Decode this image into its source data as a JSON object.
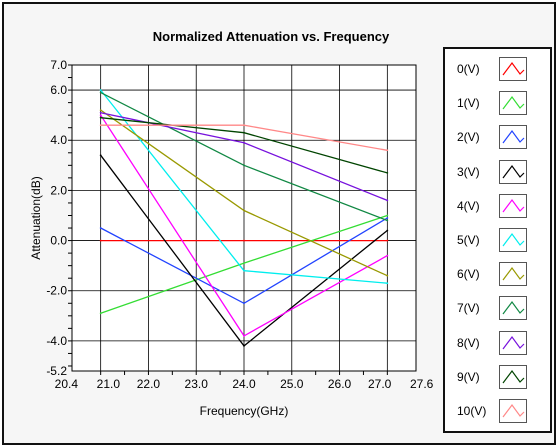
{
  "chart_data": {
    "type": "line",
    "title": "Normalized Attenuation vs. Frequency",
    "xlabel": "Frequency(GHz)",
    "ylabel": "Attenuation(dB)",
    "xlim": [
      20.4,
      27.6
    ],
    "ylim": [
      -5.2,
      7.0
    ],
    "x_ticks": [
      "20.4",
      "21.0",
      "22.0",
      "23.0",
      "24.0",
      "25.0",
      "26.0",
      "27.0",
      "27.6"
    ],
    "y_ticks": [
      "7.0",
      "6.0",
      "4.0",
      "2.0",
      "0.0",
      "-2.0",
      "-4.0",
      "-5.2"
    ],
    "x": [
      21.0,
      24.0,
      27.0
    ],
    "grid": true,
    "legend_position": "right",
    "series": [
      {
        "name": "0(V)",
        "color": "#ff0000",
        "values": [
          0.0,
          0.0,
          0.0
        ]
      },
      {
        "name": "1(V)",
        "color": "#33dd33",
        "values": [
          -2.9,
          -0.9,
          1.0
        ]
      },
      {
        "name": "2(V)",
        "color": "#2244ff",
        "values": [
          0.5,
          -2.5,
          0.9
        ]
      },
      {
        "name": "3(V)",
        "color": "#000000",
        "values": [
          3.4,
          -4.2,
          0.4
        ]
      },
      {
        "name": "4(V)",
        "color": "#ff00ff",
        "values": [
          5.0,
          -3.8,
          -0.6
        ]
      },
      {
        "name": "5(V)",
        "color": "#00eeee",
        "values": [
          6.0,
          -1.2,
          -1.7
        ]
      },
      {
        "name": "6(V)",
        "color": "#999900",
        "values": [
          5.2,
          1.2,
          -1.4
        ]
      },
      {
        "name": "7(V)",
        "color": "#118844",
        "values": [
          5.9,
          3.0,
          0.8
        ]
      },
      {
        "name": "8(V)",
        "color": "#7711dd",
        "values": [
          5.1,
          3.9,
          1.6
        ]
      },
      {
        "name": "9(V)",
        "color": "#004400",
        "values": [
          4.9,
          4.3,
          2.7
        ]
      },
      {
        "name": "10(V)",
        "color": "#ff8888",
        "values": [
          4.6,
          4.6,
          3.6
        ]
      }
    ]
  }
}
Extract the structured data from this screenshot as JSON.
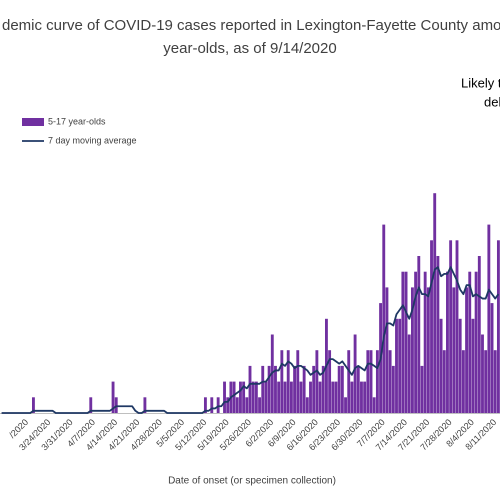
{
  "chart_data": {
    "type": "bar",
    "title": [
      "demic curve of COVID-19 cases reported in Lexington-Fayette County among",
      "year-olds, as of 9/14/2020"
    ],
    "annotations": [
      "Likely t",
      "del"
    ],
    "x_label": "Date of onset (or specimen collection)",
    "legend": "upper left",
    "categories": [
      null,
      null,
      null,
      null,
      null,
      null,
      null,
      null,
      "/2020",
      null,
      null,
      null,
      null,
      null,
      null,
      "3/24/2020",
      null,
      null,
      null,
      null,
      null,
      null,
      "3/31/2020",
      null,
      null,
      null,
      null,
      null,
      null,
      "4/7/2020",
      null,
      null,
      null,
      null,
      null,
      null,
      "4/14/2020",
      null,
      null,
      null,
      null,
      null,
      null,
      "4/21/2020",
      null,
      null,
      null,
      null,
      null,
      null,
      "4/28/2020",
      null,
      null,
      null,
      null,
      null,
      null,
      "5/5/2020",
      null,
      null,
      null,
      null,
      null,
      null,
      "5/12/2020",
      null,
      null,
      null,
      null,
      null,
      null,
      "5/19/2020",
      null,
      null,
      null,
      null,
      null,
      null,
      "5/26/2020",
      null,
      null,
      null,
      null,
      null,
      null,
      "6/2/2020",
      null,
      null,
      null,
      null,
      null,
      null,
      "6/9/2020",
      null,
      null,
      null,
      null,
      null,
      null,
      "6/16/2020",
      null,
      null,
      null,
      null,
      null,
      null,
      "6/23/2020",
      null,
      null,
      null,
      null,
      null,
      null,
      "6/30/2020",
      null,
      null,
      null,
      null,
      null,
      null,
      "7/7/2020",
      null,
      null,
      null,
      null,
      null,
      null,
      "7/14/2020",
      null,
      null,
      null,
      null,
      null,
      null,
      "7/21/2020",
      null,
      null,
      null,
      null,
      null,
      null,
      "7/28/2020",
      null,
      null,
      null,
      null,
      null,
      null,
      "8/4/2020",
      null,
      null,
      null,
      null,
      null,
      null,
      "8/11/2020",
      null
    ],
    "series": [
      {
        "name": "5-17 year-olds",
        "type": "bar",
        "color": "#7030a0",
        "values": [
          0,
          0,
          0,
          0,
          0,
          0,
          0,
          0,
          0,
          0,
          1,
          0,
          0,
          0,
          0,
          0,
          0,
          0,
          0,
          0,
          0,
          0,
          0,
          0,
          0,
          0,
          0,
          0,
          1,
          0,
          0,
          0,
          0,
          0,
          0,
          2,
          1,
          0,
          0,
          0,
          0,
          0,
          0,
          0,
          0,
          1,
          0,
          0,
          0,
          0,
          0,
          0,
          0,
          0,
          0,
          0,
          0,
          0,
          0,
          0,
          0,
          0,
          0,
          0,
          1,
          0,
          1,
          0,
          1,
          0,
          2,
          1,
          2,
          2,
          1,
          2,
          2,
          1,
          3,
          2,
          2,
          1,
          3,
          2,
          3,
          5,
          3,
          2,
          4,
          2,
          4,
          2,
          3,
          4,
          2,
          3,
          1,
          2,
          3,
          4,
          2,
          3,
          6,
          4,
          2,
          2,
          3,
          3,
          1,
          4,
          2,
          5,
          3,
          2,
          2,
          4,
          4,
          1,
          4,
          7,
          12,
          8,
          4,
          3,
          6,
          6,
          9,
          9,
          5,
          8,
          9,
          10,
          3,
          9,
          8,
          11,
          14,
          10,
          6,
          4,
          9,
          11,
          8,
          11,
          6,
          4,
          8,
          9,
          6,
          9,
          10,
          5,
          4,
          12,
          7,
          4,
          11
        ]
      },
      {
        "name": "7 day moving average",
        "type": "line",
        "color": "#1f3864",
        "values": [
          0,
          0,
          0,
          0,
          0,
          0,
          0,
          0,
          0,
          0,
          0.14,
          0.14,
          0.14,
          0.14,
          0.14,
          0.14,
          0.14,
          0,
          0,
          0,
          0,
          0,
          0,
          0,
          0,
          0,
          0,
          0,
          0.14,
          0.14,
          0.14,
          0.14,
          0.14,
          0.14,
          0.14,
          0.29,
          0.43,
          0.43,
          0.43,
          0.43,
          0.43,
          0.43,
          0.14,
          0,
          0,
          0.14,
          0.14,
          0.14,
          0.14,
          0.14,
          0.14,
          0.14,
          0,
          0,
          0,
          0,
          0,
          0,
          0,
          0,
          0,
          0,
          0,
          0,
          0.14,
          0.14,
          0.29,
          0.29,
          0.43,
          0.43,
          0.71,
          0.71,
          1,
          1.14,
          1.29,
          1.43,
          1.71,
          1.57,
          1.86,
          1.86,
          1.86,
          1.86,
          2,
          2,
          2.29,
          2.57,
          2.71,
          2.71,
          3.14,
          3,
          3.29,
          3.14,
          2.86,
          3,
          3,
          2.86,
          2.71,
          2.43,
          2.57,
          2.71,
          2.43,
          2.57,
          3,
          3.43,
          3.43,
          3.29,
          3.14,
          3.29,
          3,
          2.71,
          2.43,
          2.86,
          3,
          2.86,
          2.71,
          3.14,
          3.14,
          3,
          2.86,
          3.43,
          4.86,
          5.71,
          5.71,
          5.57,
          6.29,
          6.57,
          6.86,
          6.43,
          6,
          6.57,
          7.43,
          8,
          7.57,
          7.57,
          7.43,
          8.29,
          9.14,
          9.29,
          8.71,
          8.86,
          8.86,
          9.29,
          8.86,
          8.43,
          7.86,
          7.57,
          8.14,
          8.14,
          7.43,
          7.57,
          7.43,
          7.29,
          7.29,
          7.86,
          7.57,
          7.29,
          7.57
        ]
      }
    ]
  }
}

━━━━━━━━

Your task is to repeat the material above exactly, without its pictures.

Decode this image into its source data as a JSON object.
{
  "chart_data": {
    "type": "line",
    "title": "Normalized Attenuation vs. Frequency",
    "xlabel": "Frequency(GHz)",
    "ylabel": "Attenuation(dB)",
    "xlim": [
      20.4,
      27.6
    ],
    "ylim": [
      -5.2,
      7.0
    ],
    "x_ticks": [
      "20.4",
      "21.0",
      "22.0",
      "23.0",
      "24.0",
      "25.0",
      "26.0",
      "27.0",
      "27.6"
    ],
    "y_ticks": [
      "7.0",
      "6.0",
      "4.0",
      "2.0",
      "0.0",
      "-2.0",
      "-4.0",
      "-5.2"
    ],
    "x": [
      21.0,
      24.0,
      27.0
    ],
    "grid": true,
    "legend_position": "right",
    "series": [
      {
        "name": "0(V)",
        "color": "#ff0000",
        "values": [
          0.0,
          0.0,
          0.0
        ]
      },
      {
        "name": "1(V)",
        "color": "#33dd33",
        "values": [
          -2.9,
          -0.9,
          1.0
        ]
      },
      {
        "name": "2(V)",
        "color": "#2244ff",
        "values": [
          0.5,
          -2.5,
          0.9
        ]
      },
      {
        "name": "3(V)",
        "color": "#000000",
        "values": [
          3.4,
          -4.2,
          0.4
        ]
      },
      {
        "name": "4(V)",
        "color": "#ff00ff",
        "values": [
          5.0,
          -3.8,
          -0.6
        ]
      },
      {
        "name": "5(V)",
        "color": "#00eeee",
        "values": [
          6.0,
          -1.2,
          -1.7
        ]
      },
      {
        "name": "6(V)",
        "color": "#999900",
        "values": [
          5.2,
          1.2,
          -1.4
        ]
      },
      {
        "name": "7(V)",
        "color": "#118844",
        "values": [
          5.9,
          3.0,
          0.8
        ]
      },
      {
        "name": "8(V)",
        "color": "#7711dd",
        "values": [
          5.1,
          3.9,
          1.6
        ]
      },
      {
        "name": "9(V)",
        "color": "#004400",
        "values": [
          4.9,
          4.3,
          2.7
        ]
      },
      {
        "name": "10(V)",
        "color": "#ff8888",
        "values": [
          4.6,
          4.6,
          3.6
        ]
      }
    ]
  }
}
Extract the structured data from this screenshot as JSON.
{
  "chart_data": {
    "type": "bar",
    "title": [
      "demic curve of COVID-19 cases reported in Lexington-Fayette County among",
      "year-olds, as of 9/14/2020"
    ],
    "annotations": [
      "Likely t",
      "del"
    ],
    "x_label": "Date of onset (or specimen collection)",
    "legend": "upper left",
    "categories": [
      null,
      null,
      null,
      null,
      null,
      null,
      null,
      null,
      "/2020",
      null,
      null,
      null,
      null,
      null,
      null,
      "3/24/2020",
      null,
      null,
      null,
      null,
      null,
      null,
      "3/31/2020",
      null,
      null,
      null,
      null,
      null,
      null,
      "4/7/2020",
      null,
      null,
      null,
      null,
      null,
      null,
      "4/14/2020",
      null,
      null,
      null,
      null,
      null,
      null,
      "4/21/2020",
      null,
      null,
      null,
      null,
      null,
      null,
      "4/28/2020",
      null,
      null,
      null,
      null,
      null,
      null,
      "5/5/2020",
      null,
      null,
      null,
      null,
      null,
      null,
      "5/12/2020",
      null,
      null,
      null,
      null,
      null,
      null,
      "5/19/2020",
      null,
      null,
      null,
      null,
      null,
      null,
      "5/26/2020",
      null,
      null,
      null,
      null,
      null,
      null,
      "6/2/2020",
      null,
      null,
      null,
      null,
      null,
      null,
      "6/9/2020",
      null,
      null,
      null,
      null,
      null,
      null,
      "6/16/2020",
      null,
      null,
      null,
      null,
      null,
      null,
      "6/23/2020",
      null,
      null,
      null,
      null,
      null,
      null,
      "6/30/2020",
      null,
      null,
      null,
      null,
      null,
      null,
      "7/7/2020",
      null,
      null,
      null,
      null,
      null,
      null,
      "7/14/2020",
      null,
      null,
      null,
      null,
      null,
      null,
      "7/21/2020",
      null,
      null,
      null,
      null,
      null,
      null,
      "7/28/2020",
      null,
      null,
      null,
      null,
      null,
      null,
      "8/4/2020",
      null,
      null,
      null,
      null,
      null,
      null,
      "8/11/2020",
      null
    ],
    "series": [
      {
        "name": "5-17 year-olds",
        "type": "bar",
        "color": "#7030a0",
        "values": [
          0,
          0,
          0,
          0,
          0,
          0,
          0,
          0,
          0,
          0,
          1,
          0,
          0,
          0,
          0,
          0,
          0,
          0,
          0,
          0,
          0,
          0,
          0,
          0,
          0,
          0,
          0,
          0,
          1,
          0,
          0,
          0,
          0,
          0,
          0,
          2,
          1,
          0,
          0,
          0,
          0,
          0,
          0,
          0,
          0,
          1,
          0,
          0,
          0,
          0,
          0,
          0,
          0,
          0,
          0,
          0,
          0,
          0,
          0,
          0,
          0,
          0,
          0,
          0,
          1,
          0,
          1,
          0,
          1,
          0,
          2,
          1,
          2,
          2,
          1,
          2,
          2,
          1,
          3,
          2,
          2,
          1,
          3,
          2,
          3,
          5,
          3,
          2,
          4,
          2,
          4,
          2,
          3,
          4,
          2,
          3,
          1,
          2,
          3,
          4,
          2,
          3,
          6,
          4,
          2,
          2,
          3,
          3,
          1,
          4,
          2,
          5,
          3,
          2,
          2,
          4,
          4,
          1,
          4,
          7,
          12,
          8,
          4,
          3,
          6,
          6,
          9,
          9,
          5,
          8,
          9,
          10,
          3,
          9,
          8,
          11,
          14,
          10,
          6,
          4,
          9,
          11,
          8,
          11,
          6,
          4,
          8,
          9,
          6,
          9,
          10,
          5,
          4,
          12,
          7,
          4,
          11
        ]
      },
      {
        "name": "7 day moving average",
        "type": "line",
        "color": "#1f3864",
        "values": [
          0,
          0,
          0,
          0,
          0,
          0,
          0,
          0,
          0,
          0,
          0.14,
          0.14,
          0.14,
          0.14,
          0.14,
          0.14,
          0.14,
          0,
          0,
          0,
          0,
          0,
          0,
          0,
          0,
          0,
          0,
          0,
          0.14,
          0.14,
          0.14,
          0.14,
          0.14,
          0.14,
          0.14,
          0.29,
          0.43,
          0.43,
          0.43,
          0.43,
          0.43,
          0.43,
          0.14,
          0,
          0,
          0.14,
          0.14,
          0.14,
          0.14,
          0.14,
          0.14,
          0.14,
          0,
          0,
          0,
          0,
          0,
          0,
          0,
          0,
          0,
          0,
          0,
          0,
          0.14,
          0.14,
          0.29,
          0.29,
          0.43,
          0.43,
          0.71,
          0.71,
          1,
          1.14,
          1.29,
          1.43,
          1.71,
          1.57,
          1.86,
          1.86,
          1.86,
          1.86,
          2,
          2,
          2.29,
          2.57,
          2.71,
          2.71,
          3.14,
          3,
          3.29,
          3.14,
          2.86,
          3,
          3,
          2.86,
          2.71,
          2.43,
          2.57,
          2.71,
          2.43,
          2.57,
          3,
          3.43,
          3.43,
          3.29,
          3.14,
          3.29,
          3,
          2.71,
          2.43,
          2.86,
          3,
          2.86,
          2.71,
          3.14,
          3.14,
          3,
          2.86,
          3.43,
          4.86,
          5.71,
          5.71,
          5.57,
          6.29,
          6.57,
          6.86,
          6.43,
          6,
          6.57,
          7.43,
          8,
          7.57,
          7.57,
          7.43,
          8.29,
          9.14,
          9.29,
          8.71,
          8.86,
          8.86,
          9.29,
          8.86,
          8.43,
          7.86,
          7.57,
          8.14,
          8.14,
          7.43,
          7.57,
          7.43,
          7.29,
          7.29,
          7.86,
          7.57,
          7.29,
          7.57
        ]
      }
    ]
  }
}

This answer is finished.